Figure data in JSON
-*-*-
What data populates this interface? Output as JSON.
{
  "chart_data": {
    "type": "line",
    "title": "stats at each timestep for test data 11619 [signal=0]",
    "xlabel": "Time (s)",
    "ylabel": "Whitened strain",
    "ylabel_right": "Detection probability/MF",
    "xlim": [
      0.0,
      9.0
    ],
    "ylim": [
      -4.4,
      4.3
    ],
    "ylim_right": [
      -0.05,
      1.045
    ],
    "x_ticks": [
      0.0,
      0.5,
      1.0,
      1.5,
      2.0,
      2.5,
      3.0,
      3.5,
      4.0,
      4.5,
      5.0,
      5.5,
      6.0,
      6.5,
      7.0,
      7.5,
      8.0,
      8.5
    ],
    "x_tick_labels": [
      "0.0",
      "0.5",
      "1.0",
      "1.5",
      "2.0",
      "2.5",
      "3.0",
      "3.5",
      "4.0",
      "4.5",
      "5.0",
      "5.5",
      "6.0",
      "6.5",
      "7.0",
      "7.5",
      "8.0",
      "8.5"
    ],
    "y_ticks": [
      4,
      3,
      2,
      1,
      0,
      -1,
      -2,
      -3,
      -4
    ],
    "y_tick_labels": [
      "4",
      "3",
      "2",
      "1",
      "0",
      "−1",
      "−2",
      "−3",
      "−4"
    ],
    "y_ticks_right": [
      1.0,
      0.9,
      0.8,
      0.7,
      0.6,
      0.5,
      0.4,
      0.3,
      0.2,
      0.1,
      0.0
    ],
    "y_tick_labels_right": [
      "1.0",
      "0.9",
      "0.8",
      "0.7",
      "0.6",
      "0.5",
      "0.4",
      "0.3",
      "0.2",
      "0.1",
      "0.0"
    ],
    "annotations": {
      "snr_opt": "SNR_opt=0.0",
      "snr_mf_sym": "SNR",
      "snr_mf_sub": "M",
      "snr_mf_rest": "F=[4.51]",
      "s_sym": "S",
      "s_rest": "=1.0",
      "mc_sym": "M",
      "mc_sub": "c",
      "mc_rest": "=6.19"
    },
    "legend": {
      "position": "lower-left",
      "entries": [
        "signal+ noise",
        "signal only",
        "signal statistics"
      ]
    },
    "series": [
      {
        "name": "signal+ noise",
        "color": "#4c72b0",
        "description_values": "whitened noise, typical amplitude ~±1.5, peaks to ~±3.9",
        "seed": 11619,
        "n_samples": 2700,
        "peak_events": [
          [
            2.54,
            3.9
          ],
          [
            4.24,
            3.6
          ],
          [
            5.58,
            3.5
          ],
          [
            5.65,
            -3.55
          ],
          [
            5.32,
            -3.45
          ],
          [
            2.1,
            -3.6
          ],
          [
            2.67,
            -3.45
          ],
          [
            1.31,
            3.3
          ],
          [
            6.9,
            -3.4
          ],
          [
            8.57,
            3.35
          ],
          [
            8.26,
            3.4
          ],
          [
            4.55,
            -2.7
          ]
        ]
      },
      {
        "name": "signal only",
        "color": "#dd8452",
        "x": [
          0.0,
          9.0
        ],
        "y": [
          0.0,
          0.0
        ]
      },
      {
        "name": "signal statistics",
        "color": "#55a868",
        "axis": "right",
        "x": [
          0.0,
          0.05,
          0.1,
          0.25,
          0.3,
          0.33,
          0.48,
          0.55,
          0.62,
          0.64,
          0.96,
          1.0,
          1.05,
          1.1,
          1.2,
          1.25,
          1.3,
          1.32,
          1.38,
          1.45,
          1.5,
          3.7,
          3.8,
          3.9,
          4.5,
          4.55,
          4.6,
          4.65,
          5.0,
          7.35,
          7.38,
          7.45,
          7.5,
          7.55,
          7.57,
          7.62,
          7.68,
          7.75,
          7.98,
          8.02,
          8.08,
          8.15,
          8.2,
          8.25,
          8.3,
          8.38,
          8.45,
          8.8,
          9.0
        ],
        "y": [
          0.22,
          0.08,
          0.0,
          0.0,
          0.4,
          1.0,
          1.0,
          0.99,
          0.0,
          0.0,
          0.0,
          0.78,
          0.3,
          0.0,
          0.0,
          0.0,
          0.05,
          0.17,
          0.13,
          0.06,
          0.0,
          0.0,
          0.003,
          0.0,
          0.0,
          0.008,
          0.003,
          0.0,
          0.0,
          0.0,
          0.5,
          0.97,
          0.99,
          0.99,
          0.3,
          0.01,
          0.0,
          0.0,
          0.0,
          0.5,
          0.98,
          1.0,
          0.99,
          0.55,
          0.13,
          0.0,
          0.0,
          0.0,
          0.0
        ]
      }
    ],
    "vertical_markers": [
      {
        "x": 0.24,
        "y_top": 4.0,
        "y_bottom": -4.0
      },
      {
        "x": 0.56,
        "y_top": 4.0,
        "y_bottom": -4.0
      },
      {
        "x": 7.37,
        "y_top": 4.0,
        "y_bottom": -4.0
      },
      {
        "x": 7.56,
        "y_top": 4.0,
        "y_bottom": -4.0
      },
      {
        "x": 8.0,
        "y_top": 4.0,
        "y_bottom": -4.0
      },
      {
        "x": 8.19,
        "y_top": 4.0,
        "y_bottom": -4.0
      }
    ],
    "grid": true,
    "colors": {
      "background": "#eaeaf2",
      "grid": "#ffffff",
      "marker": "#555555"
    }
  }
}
-*-*-
▶ [Requirement]: Select every line where the word "name" occurs.

▶ [Exercise response]:
        "name": "signal+ noise",
        "name": "signal only",
        "name": "signal statistics",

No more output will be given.